-------- Records provided
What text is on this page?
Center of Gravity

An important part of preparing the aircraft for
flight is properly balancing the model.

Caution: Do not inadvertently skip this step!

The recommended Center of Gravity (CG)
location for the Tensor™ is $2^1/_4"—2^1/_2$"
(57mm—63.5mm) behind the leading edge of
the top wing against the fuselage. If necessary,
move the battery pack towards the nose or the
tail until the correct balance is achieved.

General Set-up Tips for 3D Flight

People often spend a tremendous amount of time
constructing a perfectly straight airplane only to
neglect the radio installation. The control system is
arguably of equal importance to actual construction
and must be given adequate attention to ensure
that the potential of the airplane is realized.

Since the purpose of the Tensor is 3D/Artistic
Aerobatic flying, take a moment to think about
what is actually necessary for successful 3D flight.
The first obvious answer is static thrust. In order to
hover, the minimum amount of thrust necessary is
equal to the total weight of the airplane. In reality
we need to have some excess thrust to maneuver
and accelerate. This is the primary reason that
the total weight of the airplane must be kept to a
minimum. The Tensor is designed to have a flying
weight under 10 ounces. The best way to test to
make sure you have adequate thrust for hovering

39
----------------
**Written request**
Copy out each line in the preceding records that contains "flying".

**Solution for this problem**
Aerobatic flying, take a moment to think about
minimum. The Tensor is designed to have a flying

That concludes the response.